WORK TO BE COMPLETED = Can you reproduce the records character for character, starting at their very first line and ending at the line that contains "y-tick-label: 1000 — [746, 605, 813, 638]", with both of those lines included?

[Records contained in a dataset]
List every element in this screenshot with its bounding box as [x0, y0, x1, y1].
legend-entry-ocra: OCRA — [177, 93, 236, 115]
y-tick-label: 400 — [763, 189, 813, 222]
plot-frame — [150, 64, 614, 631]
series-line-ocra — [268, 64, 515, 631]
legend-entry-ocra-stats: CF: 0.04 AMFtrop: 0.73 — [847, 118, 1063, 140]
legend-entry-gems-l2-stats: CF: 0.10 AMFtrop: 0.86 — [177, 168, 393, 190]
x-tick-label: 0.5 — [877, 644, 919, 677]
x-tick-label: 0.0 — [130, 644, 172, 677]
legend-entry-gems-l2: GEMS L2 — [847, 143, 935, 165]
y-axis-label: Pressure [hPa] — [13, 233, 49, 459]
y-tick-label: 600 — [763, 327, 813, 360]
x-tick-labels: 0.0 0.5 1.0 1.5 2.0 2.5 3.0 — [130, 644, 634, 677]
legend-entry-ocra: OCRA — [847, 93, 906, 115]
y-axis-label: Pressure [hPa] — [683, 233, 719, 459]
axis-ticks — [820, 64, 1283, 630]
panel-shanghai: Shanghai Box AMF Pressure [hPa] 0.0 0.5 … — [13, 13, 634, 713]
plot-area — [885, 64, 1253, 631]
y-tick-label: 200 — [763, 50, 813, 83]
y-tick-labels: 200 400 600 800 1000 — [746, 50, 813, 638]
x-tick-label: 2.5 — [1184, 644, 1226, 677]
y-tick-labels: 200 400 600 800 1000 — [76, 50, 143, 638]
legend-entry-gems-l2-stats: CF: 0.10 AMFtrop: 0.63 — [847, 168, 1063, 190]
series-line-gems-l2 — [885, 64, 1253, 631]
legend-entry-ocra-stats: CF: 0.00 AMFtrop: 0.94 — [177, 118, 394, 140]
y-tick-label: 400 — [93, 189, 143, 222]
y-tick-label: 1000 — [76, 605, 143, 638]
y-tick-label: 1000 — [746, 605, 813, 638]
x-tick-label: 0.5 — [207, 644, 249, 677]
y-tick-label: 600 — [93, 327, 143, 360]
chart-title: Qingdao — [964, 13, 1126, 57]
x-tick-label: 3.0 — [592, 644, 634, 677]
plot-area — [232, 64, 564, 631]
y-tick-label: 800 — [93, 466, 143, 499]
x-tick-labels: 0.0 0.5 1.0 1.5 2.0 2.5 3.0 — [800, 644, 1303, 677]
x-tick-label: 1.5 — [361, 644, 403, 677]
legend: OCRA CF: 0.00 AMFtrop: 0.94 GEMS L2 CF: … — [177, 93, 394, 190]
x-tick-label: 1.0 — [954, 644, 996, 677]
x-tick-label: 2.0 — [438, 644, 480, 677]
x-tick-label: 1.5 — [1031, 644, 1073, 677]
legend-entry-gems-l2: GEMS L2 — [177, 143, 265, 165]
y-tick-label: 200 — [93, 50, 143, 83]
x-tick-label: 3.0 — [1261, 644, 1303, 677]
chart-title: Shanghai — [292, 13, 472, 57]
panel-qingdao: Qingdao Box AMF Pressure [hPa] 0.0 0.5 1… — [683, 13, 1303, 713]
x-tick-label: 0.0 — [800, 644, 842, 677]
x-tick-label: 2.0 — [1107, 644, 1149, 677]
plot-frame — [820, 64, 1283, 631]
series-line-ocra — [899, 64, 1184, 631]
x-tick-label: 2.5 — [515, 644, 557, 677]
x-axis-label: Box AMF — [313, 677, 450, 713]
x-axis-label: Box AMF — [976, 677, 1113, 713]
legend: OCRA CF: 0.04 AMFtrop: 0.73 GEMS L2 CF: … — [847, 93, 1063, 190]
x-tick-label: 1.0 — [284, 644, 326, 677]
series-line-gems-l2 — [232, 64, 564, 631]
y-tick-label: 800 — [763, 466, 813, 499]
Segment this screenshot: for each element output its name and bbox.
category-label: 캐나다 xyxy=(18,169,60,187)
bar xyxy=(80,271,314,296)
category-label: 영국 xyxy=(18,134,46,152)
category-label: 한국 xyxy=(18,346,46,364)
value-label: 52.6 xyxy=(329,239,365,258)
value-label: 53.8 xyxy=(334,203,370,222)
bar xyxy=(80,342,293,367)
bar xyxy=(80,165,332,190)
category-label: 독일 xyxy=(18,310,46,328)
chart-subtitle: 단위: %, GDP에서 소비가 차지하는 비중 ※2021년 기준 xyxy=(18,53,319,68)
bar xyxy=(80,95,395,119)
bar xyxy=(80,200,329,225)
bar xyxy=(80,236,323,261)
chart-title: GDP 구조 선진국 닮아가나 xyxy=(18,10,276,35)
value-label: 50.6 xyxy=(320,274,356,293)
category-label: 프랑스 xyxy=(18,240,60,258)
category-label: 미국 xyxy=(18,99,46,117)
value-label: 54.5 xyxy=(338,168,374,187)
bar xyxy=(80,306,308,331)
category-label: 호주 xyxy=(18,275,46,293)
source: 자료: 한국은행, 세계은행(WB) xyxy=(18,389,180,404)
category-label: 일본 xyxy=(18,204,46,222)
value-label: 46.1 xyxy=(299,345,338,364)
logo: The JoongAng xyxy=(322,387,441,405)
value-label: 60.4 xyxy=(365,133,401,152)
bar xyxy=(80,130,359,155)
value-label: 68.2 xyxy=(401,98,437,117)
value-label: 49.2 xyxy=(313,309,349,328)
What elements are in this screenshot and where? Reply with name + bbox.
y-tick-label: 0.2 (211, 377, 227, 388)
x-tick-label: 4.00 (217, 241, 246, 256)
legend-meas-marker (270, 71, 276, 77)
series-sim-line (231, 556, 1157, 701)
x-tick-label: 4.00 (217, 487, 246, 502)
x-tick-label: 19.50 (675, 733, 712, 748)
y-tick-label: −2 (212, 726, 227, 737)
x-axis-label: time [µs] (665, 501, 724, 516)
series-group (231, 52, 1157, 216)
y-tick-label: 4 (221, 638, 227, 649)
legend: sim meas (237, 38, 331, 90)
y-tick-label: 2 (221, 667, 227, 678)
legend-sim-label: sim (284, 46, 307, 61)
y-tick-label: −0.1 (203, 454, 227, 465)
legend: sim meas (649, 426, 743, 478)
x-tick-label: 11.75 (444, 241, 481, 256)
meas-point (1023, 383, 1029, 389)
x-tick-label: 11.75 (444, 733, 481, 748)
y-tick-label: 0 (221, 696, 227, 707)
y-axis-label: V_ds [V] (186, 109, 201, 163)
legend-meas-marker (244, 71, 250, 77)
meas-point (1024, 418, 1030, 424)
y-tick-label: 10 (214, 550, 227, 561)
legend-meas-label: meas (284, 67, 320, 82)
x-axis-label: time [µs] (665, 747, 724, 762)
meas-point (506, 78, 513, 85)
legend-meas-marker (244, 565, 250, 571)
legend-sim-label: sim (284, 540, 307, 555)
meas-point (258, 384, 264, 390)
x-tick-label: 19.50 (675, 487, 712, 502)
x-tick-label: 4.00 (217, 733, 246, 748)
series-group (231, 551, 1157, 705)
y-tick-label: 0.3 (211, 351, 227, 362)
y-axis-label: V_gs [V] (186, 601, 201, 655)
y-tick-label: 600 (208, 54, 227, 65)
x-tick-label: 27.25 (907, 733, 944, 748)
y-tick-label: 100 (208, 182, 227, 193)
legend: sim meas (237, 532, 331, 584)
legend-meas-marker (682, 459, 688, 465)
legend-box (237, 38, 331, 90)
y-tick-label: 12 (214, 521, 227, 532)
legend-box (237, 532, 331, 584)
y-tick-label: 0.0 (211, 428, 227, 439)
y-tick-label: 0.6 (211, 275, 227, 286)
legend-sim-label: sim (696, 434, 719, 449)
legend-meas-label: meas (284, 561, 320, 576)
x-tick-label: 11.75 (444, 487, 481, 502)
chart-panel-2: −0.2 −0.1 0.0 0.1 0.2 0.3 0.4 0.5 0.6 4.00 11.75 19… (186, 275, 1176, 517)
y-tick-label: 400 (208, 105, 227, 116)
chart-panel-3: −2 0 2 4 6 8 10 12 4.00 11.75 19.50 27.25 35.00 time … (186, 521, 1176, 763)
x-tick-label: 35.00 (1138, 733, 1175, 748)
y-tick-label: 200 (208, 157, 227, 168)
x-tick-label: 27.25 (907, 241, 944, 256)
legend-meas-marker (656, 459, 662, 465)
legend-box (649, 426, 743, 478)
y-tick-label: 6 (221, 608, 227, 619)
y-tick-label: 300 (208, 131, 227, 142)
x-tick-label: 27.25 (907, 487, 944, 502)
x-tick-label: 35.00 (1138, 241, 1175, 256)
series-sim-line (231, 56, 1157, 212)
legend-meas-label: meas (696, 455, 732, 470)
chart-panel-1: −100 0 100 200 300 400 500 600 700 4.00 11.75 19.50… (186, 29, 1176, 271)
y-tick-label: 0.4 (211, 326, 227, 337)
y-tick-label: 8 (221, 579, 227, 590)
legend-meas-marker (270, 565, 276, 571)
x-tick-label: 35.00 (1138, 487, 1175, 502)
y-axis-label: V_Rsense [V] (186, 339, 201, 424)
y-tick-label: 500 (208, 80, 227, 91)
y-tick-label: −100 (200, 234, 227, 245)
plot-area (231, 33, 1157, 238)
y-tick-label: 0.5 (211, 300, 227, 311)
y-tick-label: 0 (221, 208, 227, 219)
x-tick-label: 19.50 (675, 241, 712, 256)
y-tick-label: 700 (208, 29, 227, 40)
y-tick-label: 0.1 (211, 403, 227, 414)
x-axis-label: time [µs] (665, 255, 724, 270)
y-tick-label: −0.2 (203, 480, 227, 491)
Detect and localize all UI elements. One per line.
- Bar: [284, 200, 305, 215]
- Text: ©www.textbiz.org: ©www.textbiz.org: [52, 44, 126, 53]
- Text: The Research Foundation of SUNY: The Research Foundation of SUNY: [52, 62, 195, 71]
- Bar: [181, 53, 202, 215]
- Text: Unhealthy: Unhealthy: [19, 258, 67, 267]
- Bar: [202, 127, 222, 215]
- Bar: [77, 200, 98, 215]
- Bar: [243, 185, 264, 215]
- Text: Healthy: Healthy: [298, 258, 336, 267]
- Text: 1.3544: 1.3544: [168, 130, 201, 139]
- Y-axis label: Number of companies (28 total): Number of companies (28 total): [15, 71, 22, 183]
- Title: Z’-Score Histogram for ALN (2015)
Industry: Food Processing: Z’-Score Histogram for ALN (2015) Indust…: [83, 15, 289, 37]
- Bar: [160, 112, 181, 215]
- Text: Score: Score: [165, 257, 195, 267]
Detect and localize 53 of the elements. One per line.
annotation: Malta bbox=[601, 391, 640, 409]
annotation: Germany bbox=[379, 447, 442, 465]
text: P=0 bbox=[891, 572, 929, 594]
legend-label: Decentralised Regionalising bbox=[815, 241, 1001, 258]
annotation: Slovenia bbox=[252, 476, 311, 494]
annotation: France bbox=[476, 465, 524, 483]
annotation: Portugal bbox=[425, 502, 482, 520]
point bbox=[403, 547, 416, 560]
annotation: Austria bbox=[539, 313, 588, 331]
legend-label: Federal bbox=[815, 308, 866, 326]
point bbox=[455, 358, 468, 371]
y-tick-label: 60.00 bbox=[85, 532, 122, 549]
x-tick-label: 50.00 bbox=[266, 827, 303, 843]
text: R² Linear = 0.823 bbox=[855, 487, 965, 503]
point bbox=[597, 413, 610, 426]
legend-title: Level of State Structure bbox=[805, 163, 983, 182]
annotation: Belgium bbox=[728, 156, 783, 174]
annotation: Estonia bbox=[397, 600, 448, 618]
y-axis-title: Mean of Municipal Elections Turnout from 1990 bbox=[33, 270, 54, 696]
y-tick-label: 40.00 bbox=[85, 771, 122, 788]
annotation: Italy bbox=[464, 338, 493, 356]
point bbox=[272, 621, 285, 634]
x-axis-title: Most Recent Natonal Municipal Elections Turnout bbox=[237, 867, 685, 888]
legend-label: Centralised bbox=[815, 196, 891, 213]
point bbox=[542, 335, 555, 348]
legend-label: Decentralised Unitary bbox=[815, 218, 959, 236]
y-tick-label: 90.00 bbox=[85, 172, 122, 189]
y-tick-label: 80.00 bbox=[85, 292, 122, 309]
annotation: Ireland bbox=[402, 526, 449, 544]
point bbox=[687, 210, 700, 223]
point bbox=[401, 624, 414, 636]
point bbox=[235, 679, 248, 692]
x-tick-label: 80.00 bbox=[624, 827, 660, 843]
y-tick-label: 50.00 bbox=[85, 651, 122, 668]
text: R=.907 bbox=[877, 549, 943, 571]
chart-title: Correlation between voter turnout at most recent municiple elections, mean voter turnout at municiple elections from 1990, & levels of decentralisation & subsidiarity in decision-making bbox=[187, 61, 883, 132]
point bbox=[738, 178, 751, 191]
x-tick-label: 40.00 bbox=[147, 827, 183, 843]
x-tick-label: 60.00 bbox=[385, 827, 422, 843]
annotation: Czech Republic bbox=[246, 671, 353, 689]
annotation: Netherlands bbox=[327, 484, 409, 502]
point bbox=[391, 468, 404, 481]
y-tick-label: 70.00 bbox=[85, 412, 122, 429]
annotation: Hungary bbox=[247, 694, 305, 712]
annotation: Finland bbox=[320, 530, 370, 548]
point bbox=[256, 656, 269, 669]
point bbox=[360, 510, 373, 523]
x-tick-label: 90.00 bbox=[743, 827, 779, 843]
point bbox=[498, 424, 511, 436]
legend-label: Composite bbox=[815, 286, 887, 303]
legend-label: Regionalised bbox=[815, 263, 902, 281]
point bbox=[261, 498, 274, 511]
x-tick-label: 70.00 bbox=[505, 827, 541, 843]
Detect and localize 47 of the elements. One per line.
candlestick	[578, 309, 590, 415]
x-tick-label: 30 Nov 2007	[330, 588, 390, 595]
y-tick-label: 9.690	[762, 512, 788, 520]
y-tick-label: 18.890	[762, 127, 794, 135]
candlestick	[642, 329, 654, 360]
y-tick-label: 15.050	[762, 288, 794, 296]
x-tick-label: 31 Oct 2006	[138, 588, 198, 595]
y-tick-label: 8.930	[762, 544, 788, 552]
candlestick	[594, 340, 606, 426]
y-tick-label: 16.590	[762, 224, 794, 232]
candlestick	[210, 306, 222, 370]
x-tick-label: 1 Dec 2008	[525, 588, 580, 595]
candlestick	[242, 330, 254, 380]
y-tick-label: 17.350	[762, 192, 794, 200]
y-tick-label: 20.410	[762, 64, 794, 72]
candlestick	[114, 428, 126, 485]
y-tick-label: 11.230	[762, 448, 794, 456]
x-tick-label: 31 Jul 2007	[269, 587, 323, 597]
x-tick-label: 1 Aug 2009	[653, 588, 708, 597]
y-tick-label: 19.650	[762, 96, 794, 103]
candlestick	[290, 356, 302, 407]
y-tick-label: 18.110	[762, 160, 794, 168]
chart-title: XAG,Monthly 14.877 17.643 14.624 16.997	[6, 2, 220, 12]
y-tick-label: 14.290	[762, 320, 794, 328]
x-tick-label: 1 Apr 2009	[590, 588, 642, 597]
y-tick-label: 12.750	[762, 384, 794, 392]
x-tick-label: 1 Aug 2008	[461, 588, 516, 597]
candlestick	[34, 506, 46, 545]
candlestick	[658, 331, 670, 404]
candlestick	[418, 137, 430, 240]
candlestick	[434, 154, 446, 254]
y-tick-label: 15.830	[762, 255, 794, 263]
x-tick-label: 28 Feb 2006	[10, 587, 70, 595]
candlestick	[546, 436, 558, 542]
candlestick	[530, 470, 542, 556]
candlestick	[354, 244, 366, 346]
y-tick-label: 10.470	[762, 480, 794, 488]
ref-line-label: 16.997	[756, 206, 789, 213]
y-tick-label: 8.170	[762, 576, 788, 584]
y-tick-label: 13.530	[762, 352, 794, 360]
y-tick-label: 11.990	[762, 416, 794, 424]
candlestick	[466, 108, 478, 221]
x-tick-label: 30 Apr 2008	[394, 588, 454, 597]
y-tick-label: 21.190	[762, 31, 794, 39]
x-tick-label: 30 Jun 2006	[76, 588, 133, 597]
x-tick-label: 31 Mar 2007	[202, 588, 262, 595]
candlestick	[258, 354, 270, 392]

FINISHED ANSWER =
List every element in this screenshot with its bounding box as [x0, y0, x1, y1].
legend-entry-ocra: OCRA — [177, 93, 236, 115]
y-tick-label: 400 — [763, 189, 813, 222]
plot-frame — [150, 64, 614, 631]
series-line-ocra — [268, 64, 515, 631]
legend-entry-ocra-stats: CF: 0.04 AMFtrop: 0.73 — [847, 118, 1063, 140]
legend-entry-gems-l2-stats: CF: 0.10 AMFtrop: 0.86 — [177, 168, 393, 190]
x-tick-label: 0.5 — [877, 644, 919, 677]
x-tick-label: 0.0 — [130, 644, 172, 677]
legend-entry-gems-l2: GEMS L2 — [847, 143, 935, 165]
y-axis-label: Pressure [hPa] — [13, 233, 49, 459]
y-tick-label: 600 — [763, 327, 813, 360]
x-tick-labels: 0.0 0.5 1.0 1.5 2.0 2.5 3.0 — [130, 644, 634, 677]
legend-entry-ocra: OCRA — [847, 93, 906, 115]
y-axis-label: Pressure [hPa] — [683, 233, 719, 459]
axis-ticks — [820, 64, 1283, 630]
panel-shanghai: Shanghai Box AMF Pressure [hPa] 0.0 0.5 … — [13, 13, 634, 713]
plot-area — [885, 64, 1253, 631]
y-tick-label: 200 — [763, 50, 813, 83]
y-tick-labels: 200 400 600 800 1000 — [746, 50, 813, 638]
x-tick-label: 2.5 — [1184, 644, 1226, 677]
y-tick-labels: 200 400 600 800 1000 — [76, 50, 143, 638]
legend-entry-gems-l2-stats: CF: 0.10 AMFtrop: 0.63 — [847, 168, 1063, 190]
series-line-gems-l2 — [885, 64, 1253, 631]
legend-entry-ocra-stats: CF: 0.00 AMFtrop: 0.94 — [177, 118, 394, 140]
y-tick-label: 400 — [93, 189, 143, 222]
y-tick-label: 1000 — [76, 605, 143, 638]
y-tick-label: 1000 — [746, 605, 813, 638]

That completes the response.